*GOAL:* Transcribe the entries below exactly; leave every image out.

_ _ _ _ _

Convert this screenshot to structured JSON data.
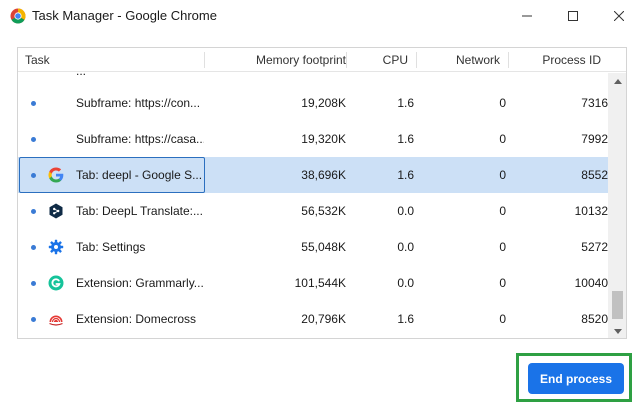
{
  "window": {
    "title": "Task Manager - Google Chrome"
  },
  "table": {
    "columns": {
      "task": "Task",
      "memory": "Memory footprint",
      "cpu": "CPU",
      "network": "Network",
      "pid": "Process ID"
    },
    "partial_row_text": "...",
    "rows": [
      {
        "icon": "dot-only",
        "task": "Subframe: https://con...",
        "memory": "19,208K",
        "cpu": "1.6",
        "network": "0",
        "pid": "7316",
        "selected": false
      },
      {
        "icon": "dot-only",
        "task": "Subframe: https://casa...",
        "memory": "19,320K",
        "cpu": "1.6",
        "network": "0",
        "pid": "7992",
        "selected": false
      },
      {
        "icon": "google-g-icon",
        "task": "Tab: deepl - Google S...",
        "memory": "38,696K",
        "cpu": "1.6",
        "network": "0",
        "pid": "8552",
        "selected": true
      },
      {
        "icon": "deepl-icon",
        "task": "Tab: DeepL Translate:...",
        "memory": "56,532K",
        "cpu": "0.0",
        "network": "0",
        "pid": "10132",
        "selected": false
      },
      {
        "icon": "settings-gear-icon",
        "task": "Tab: Settings",
        "memory": "55,048K",
        "cpu": "0.0",
        "network": "0",
        "pid": "5272",
        "selected": false
      },
      {
        "icon": "grammarly-icon",
        "task": "Extension: Grammarly...",
        "memory": "101,544K",
        "cpu": "0.0",
        "network": "0",
        "pid": "10040",
        "selected": false
      },
      {
        "icon": "domecross-icon",
        "task": "Extension: Domecross",
        "memory": "20,796K",
        "cpu": "1.6",
        "network": "0",
        "pid": "8520",
        "selected": false
      }
    ]
  },
  "actions": {
    "end_process_label": "End process"
  },
  "colors": {
    "accent": "#1a73e8",
    "selection": "#cce0f6",
    "highlight": "#2ea043"
  }
}
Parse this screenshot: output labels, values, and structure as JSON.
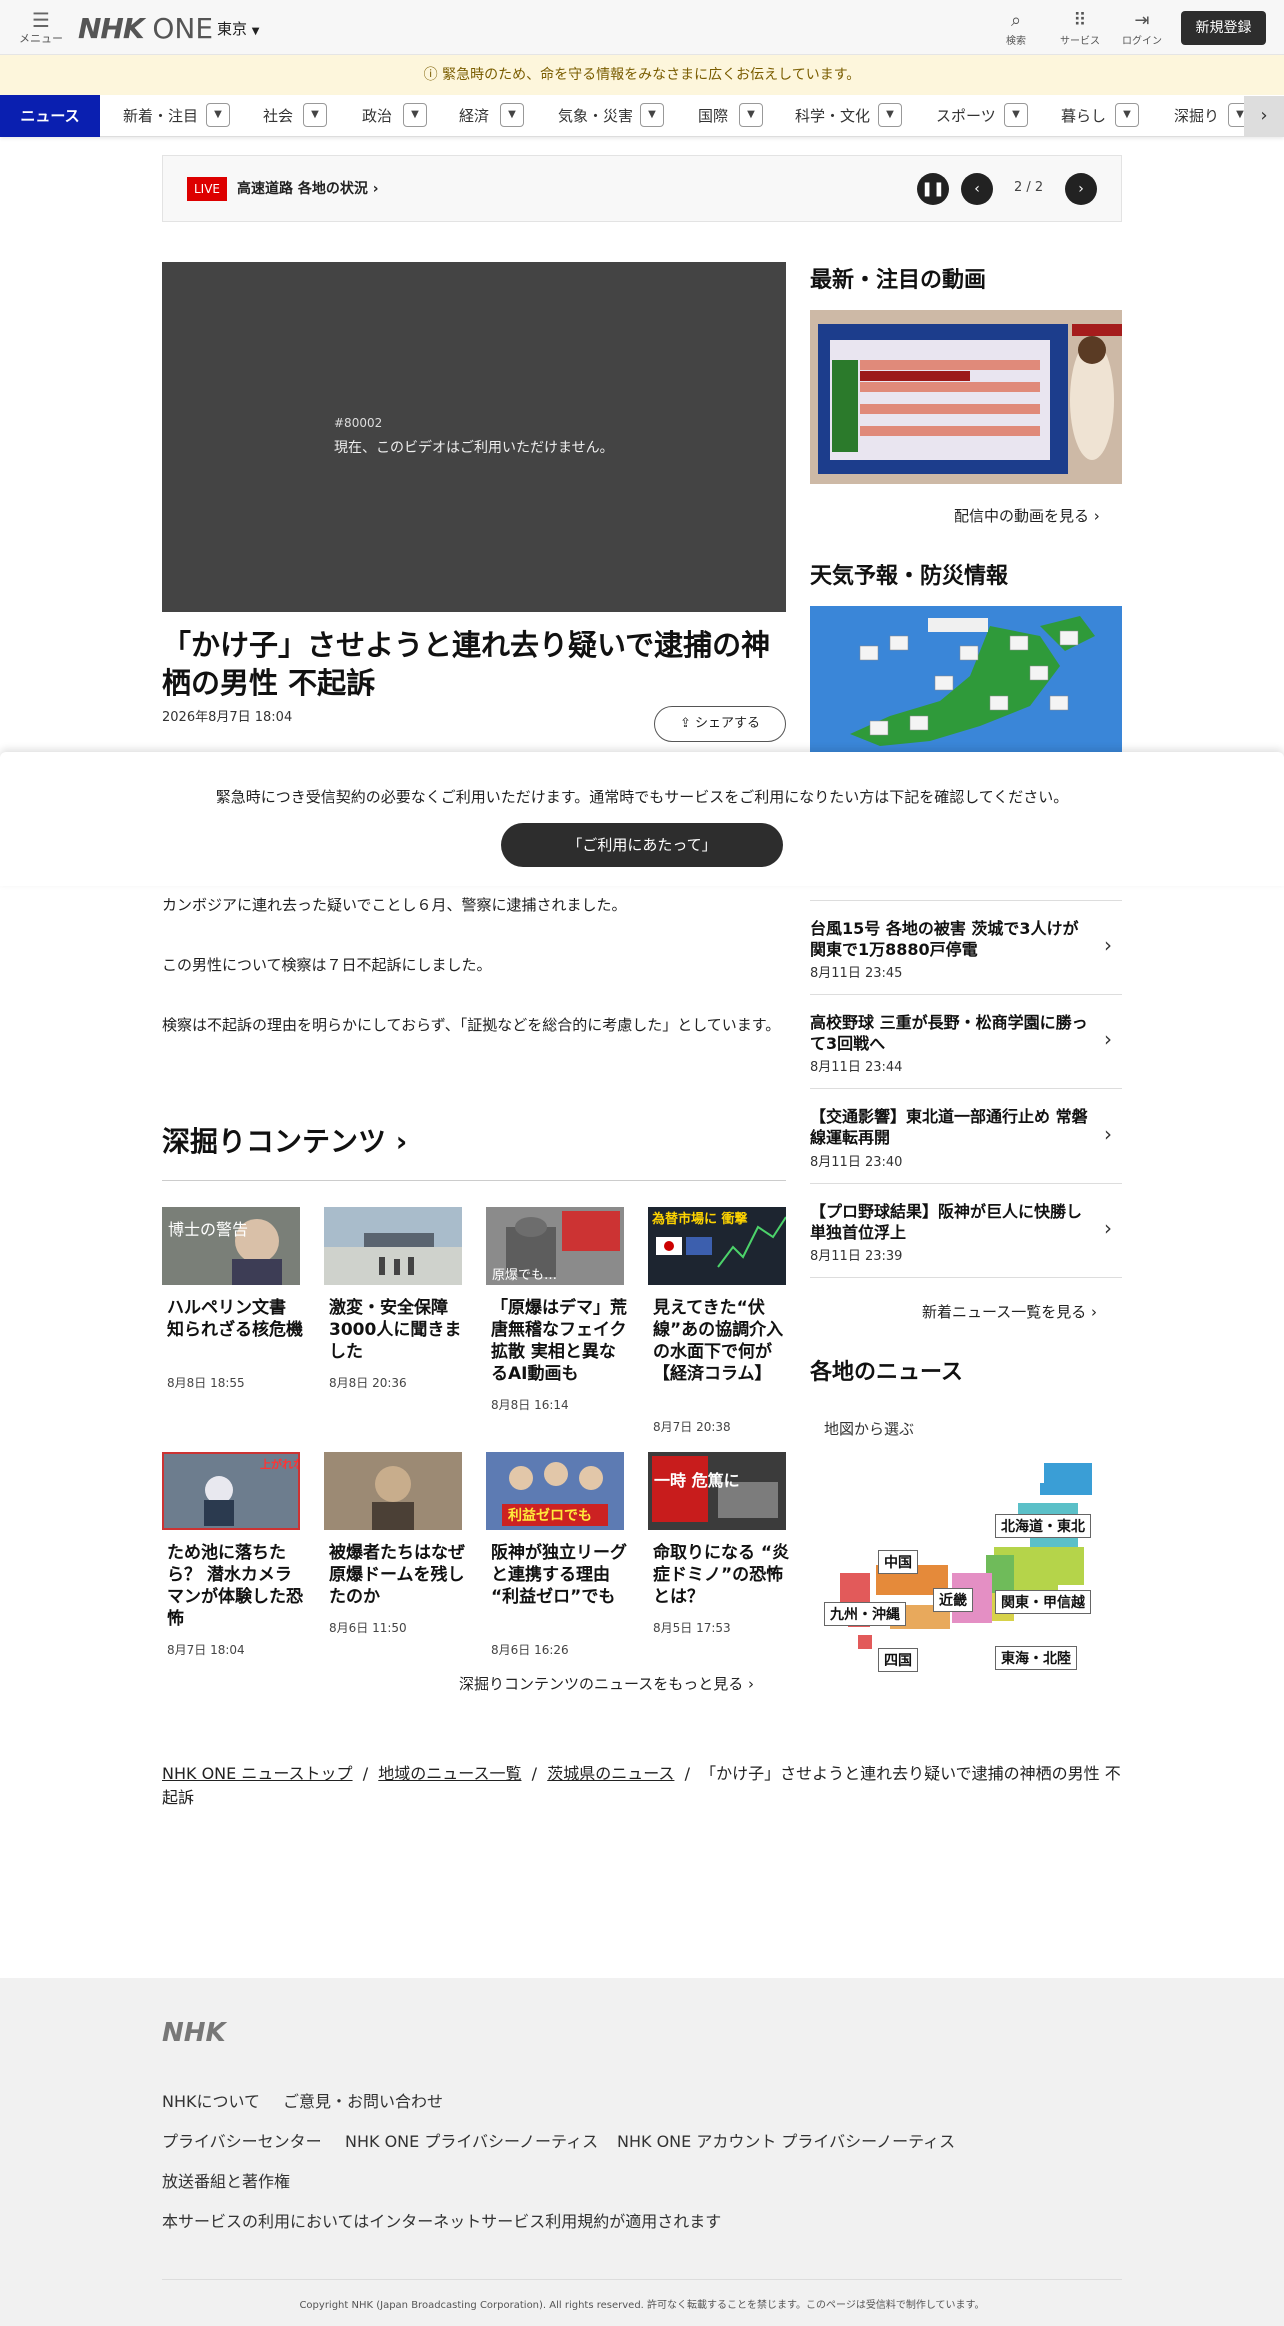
{
  "header": {
    "menu_label": "メニュー",
    "logo": "NHK",
    "logo_suffix": "ONE",
    "region": "東京",
    "search_label": "検索",
    "services_label": "サービス",
    "login_label": "ログイン",
    "signup_label": "新規登録"
  },
  "alert": "緊急時のため、命を守る情報をみなさまに広くお伝えしています。",
  "nav": {
    "active": "ニュース",
    "items": [
      "新着・注目",
      "社会",
      "政治",
      "経済",
      "気象・災害",
      "国際",
      "科学・文化",
      "スポーツ",
      "暮らし",
      "深掘り"
    ]
  },
  "live": {
    "badge": "LIVE",
    "text": "高速道路 各地の状況",
    "pager": "2 / 2"
  },
  "video": {
    "code": "#80002",
    "message": "現在、このビデオはご利用いただけません。"
  },
  "article": {
    "title": "「かけ子」させようと連れ去り疑いで逮捕の神栖の男性 不起訴",
    "date": "2026年8月7日 18:04",
    "share": "シェアする",
    "paragraphs": [
      "カンボジアに連れ去った疑いでことし６月、警察に逮捕されました。",
      "この男性について検察は７日不起訴にしました。",
      "検察は不起訴の理由を明らかにしておらず、「証拠などを総合的に考慮した」としています。"
    ]
  },
  "overlay": {
    "message": "緊急時につき受信契約の必要なくご利用いただけます。通常時でもサービスをご利用になりたい方は下記を確認してください。",
    "button": "「ご利用にあたって」"
  },
  "sidebar": {
    "video_title": "最新・注目の動画",
    "video_more": "配信中の動画を見る",
    "weather_title": "天気予報・防災情報",
    "news": [
      {
        "title": "台風15号 各地の被害 茨城で3人けが 関東で1万8880戸停電",
        "date": "8月11日 23:45"
      },
      {
        "title": "高校野球 三重が長野・松商学園に勝って3回戦へ",
        "date": "8月11日 23:44"
      },
      {
        "title": "【交通影響】東北道一部通行止め 常磐線運転再開",
        "date": "8月11日 23:40"
      },
      {
        "title": "【プロ野球結果】阪神が巨人に快勝し単独首位浮上",
        "date": "8月11日 23:39"
      }
    ],
    "news_more": "新着ニュース一覧を見る",
    "regional_title": "各地のニュース",
    "map_label": "地図から選ぶ",
    "regions": [
      "北海道・東北",
      "関東・甲信越",
      "東海・北陸",
      "近畿",
      "中国",
      "四国",
      "九州・沖縄"
    ]
  },
  "deep": {
    "title": "深掘りコンテンツ",
    "cards": [
      {
        "title": "ハルペリン文書 知られざる核危機",
        "date": "8月8日 18:55",
        "img_text": "博士の警告"
      },
      {
        "title": "激変・安全保障 3000人に聞きました",
        "date": "8月8日 20:36",
        "img_text": ""
      },
      {
        "title": "「原爆はデマ」荒唐無稽なフェイク拡散 実相と異なるAI動画も",
        "date": "8月8日 16:14",
        "img_text": "原爆でも…"
      },
      {
        "title": "見えてきた“伏線”あの協調介入の水面下で何が【経済コラム】",
        "date": "8月7日 20:38",
        "img_text": "為替市場に 衝撃"
      },
      {
        "title": "ため池に落ちたら？ 潜水カメラマンが体験した恐怖",
        "date": "8月7日 18:04",
        "img_text": "上がれない"
      },
      {
        "title": "被爆者たちはなぜ原爆ドームを残したのか",
        "date": "8月6日 11:50",
        "img_text": ""
      },
      {
        "title": "阪神が独立リーグと連携する理由 “利益ゼロ”でも",
        "date": "8月6日 16:26",
        "img_text": "利益ゼロでも"
      },
      {
        "title": "命取りになる “炎症ドミノ”の恐怖とは？",
        "date": "8月5日 17:53",
        "img_text": "一時 危篤に"
      }
    ],
    "more": "深掘りコンテンツのニュースをもっと見る"
  },
  "breadcrumb": {
    "items": [
      "NHK ONE ニューストップ",
      "地域のニュース一覧",
      "茨城県のニュース"
    ],
    "current": "「かけ子」させようと連れ去り疑いで逮捕の神栖の男性 不起訴",
    "sep": "/"
  },
  "footer": {
    "logo": "NHK",
    "links_row1": [
      "NHKについて",
      "ご意見・お問い合わせ"
    ],
    "links_row2": [
      "プライバシーセンター",
      "NHK ONE プライバシーノーティス",
      "NHK ONE アカウント プライバシーノーティス"
    ],
    "link_row3": "放送番組と著作権",
    "link_row4": "本サービスの利用においてはインターネットサービス利用規約が適用されます",
    "copyright": "Copyright NHK (Japan Broadcasting Corporation). All rights reserved. 許可なく転載することを禁じます。このページは受信料で制作しています。"
  },
  "colors": {
    "nav_active": "#0a1fb0",
    "live_badge": "#dd0000",
    "alert_bg": "#fdf6dc"
  }
}
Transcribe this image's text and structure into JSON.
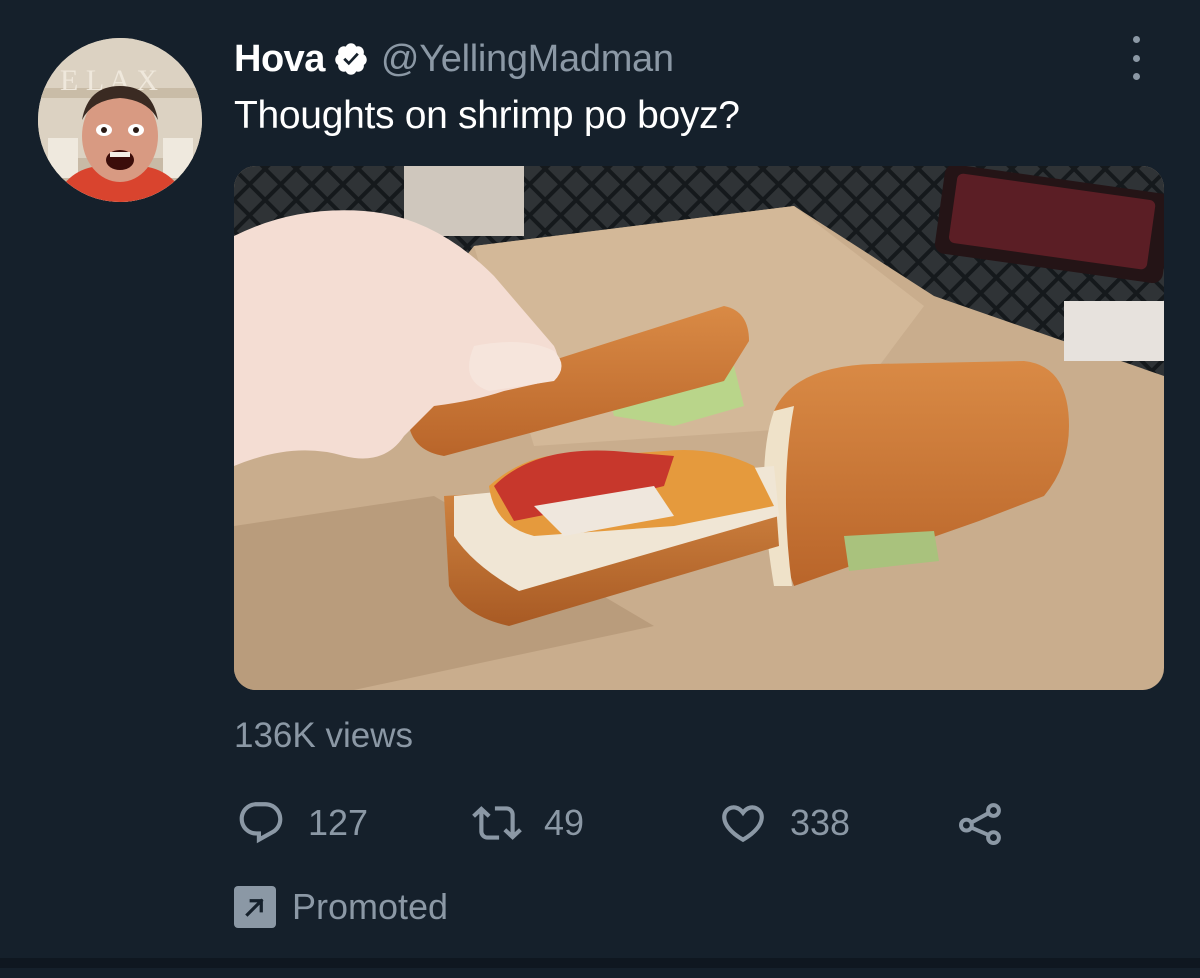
{
  "tweet": {
    "display_name": "Hova",
    "handle": "@YellingMadman",
    "text": "Thoughts on shrimp po boyz?",
    "views": "136K views",
    "promoted_label": "Promoted"
  },
  "actions": {
    "reply": {
      "icon": "reply-icon",
      "count": "127"
    },
    "retweet": {
      "icon": "retweet-icon",
      "count": "49"
    },
    "like": {
      "icon": "heart-icon",
      "count": "338"
    },
    "share": {
      "icon": "share-icon"
    }
  },
  "icons": {
    "verified": "verified-badge-icon",
    "more": "more-vertical-icon",
    "promoted": "promoted-arrow-icon"
  },
  "colors": {
    "background": "#15202b",
    "primary_text": "#ffffff",
    "secondary_text": "#8b98a5"
  }
}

_ _ _ _ _

*RESULT OF THIS TASK:*
Convert this screenshot to structured JSON data.
{
  "window": {
    "title": "Task Manager - Google Chrome"
  },
  "table": {
    "columns": {
      "task": "Task",
      "memory": "Memory footprint",
      "cpu": "CPU",
      "network": "Network",
      "pid": "Process ID"
    },
    "partial_row_text": "...",
    "rows": [
      {
        "icon": "dot-only",
        "task": "Subframe: https://con...",
        "memory": "19,208K",
        "cpu": "1.6",
        "network": "0",
        "pid": "7316",
        "selected": false
      },
      {
        "icon": "dot-only",
        "task": "Subframe: https://casa...",
        "memory": "19,320K",
        "cpu": "1.6",
        "network": "0",
        "pid": "7992",
        "selected": false
      },
      {
        "icon": "google-g-icon",
        "task": "Tab: deepl - Google S...",
        "memory": "38,696K",
        "cpu": "1.6",
        "network": "0",
        "pid": "8552",
        "selected": true
      },
      {
        "icon": "deepl-icon",
        "task": "Tab: DeepL Translate:...",
        "memory": "56,532K",
        "cpu": "0.0",
        "network": "0",
        "pid": "10132",
        "selected": false
      },
      {
        "icon": "settings-gear-icon",
        "task": "Tab: Settings",
        "memory": "55,048K",
        "cpu": "0.0",
        "network": "0",
        "pid": "5272",
        "selected": false
      },
      {
        "icon": "grammarly-icon",
        "task": "Extension: Grammarly...",
        "memory": "101,544K",
        "cpu": "0.0",
        "network": "0",
        "pid": "10040",
        "selected": false
      },
      {
        "icon": "domecross-icon",
        "task": "Extension: Domecross",
        "memory": "20,796K",
        "cpu": "1.6",
        "network": "0",
        "pid": "8520",
        "selected": false
      }
    ]
  },
  "actions": {
    "end_process_label": "End process"
  },
  "colors": {
    "accent": "#1a73e8",
    "selection": "#cce0f6",
    "highlight": "#2ea043"
  }
}
Parse this screenshot: output labels, values, and structure as JSON.
{
  "header": {
    "menu_label": "メニュー",
    "logo": "NHK",
    "logo_suffix": "ONE",
    "region": "東京",
    "search_label": "検索",
    "services_label": "サービス",
    "login_label": "ログイン",
    "signup_label": "新規登録"
  },
  "alert": "緊急時のため、命を守る情報をみなさまに広くお伝えしています。",
  "nav": {
    "active": "ニュース",
    "items": [
      "新着・注目",
      "社会",
      "政治",
      "経済",
      "気象・災害",
      "国際",
      "科学・文化",
      "スポーツ",
      "暮らし",
      "深掘り"
    ]
  },
  "live": {
    "badge": "LIVE",
    "text": "高速道路 各地の状況",
    "pager": "2 / 2"
  },
  "video": {
    "code": "#80002",
    "message": "現在、このビデオはご利用いただけません。"
  },
  "article": {
    "title": "「かけ子」させようと連れ去り疑いで逮捕の神栖の男性 不起訴",
    "date": "2026年8月7日 18:04",
    "share": "シェアする",
    "paragraphs": [
      "カンボジアに連れ去った疑いでことし６月、警察に逮捕されました。",
      "この男性について検察は７日不起訴にしました。",
      "検察は不起訴の理由を明らかにしておらず、「証拠などを総合的に考慮した」としています。"
    ]
  },
  "overlay": {
    "message": "緊急時につき受信契約の必要なくご利用いただけます。通常時でもサービスをご利用になりたい方は下記を確認してください。",
    "button": "「ご利用にあたって」"
  },
  "sidebar": {
    "video_title": "最新・注目の動画",
    "video_more": "配信中の動画を見る",
    "weather_title": "天気予報・防災情報",
    "news": [
      {
        "title": "台風15号 各地の被害 茨城で3人けが 関東で1万8880戸停電",
        "date": "8月11日 23:45"
      },
      {
        "title": "高校野球 三重が長野・松商学園に勝って3回戦へ",
        "date": "8月11日 23:44"
      },
      {
        "title": "【交通影響】東北道一部通行止め 常磐線運転再開",
        "date": "8月11日 23:40"
      },
      {
        "title": "【プロ野球結果】阪神が巨人に快勝し単独首位浮上",
        "date": "8月11日 23:39"
      }
    ],
    "news_more": "新着ニュース一覧を見る",
    "regional_title": "各地のニュース",
    "map_label": "地図から選ぶ",
    "regions": [
      "北海道・東北",
      "関東・甲信越",
      "東海・北陸",
      "近畿",
      "中国",
      "四国",
      "九州・沖縄"
    ]
  },
  "deep": {
    "title": "深掘りコンテンツ",
    "cards": [
      {
        "title": "ハルペリン文書 知られざる核危機",
        "date": "8月8日 18:55",
        "img_text": "博士の警告"
      },
      {
        "title": "激変・安全保障 3000人に聞きました",
        "date": "8月8日 20:36",
        "img_text": ""
      },
      {
        "title": "「原爆はデマ」荒唐無稽なフェイク拡散 実相と異なるAI動画も",
        "date": "8月8日 16:14",
        "img_text": "原爆でも…"
      },
      {
        "title": "見えてきた“伏線”あの協調介入の水面下で何が【経済コラム】",
        "date": "8月7日 20:38",
        "img_text": "為替市場に 衝撃"
      },
      {
        "title": "ため池に落ちたら？ 潜水カメラマンが体験した恐怖",
        "date": "8月7日 18:04",
        "img_text": "上がれない"
      },
      {
        "title": "被爆者たちはなぜ原爆ドームを残したのか",
        "date": "8月6日 11:50",
        "img_text": ""
      },
      {
        "title": "阪神が独立リーグと連携する理由 “利益ゼロ”でも",
        "date": "8月6日 16:26",
        "img_text": "利益ゼロでも"
      },
      {
        "title": "命取りになる “炎症ドミノ”の恐怖とは？",
        "date": "8月5日 17:53",
        "img_text": "一時 危篤に"
      }
    ],
    "more": "深掘りコンテンツのニュースをもっと見る"
  },
  "breadcrumb": {
    "items": [
      "NHK ONE ニューストップ",
      "地域のニュース一覧",
      "茨城県のニュース"
    ],
    "current": "「かけ子」させようと連れ去り疑いで逮捕の神栖の男性 不起訴",
    "sep": "/"
  },
  "footer": {
    "logo": "NHK",
    "links_row1": [
      "NHKについて",
      "ご意見・お問い合わせ"
    ],
    "links_row2": [
      "プライバシーセンター",
      "NHK ONE プライバシーノーティス",
      "NHK ONE アカウント プライバシーノーティス"
    ],
    "link_row3": "放送番組と著作権",
    "link_row4": "本サービスの利用においてはインターネットサービス利用規約が適用されます",
    "copyright": "Copyright NHK (Japan Broadcasting Corporation). All rights reserved. 許可なく転載することを禁じます。このページは受信料で制作しています。"
  },
  "colors": {
    "nav_active": "#0a1fb0",
    "live_badge": "#dd0000",
    "alert_bg": "#fdf6dc"
  }
}
Transcribe this image's text and structure into JSON.
{
  "tweet": {
    "display_name": "Hova",
    "handle": "@YellingMadman",
    "text": "Thoughts on shrimp po boyz?",
    "views": "136K views",
    "promoted_label": "Promoted"
  },
  "actions": {
    "reply": {
      "icon": "reply-icon",
      "count": "127"
    },
    "retweet": {
      "icon": "retweet-icon",
      "count": "49"
    },
    "like": {
      "icon": "heart-icon",
      "count": "338"
    },
    "share": {
      "icon": "share-icon"
    }
  },
  "icons": {
    "verified": "verified-badge-icon",
    "more": "more-vertical-icon",
    "promoted": "promoted-arrow-icon"
  },
  "colors": {
    "background": "#15202b",
    "primary_text": "#ffffff",
    "secondary_text": "#8b98a5"
  }
}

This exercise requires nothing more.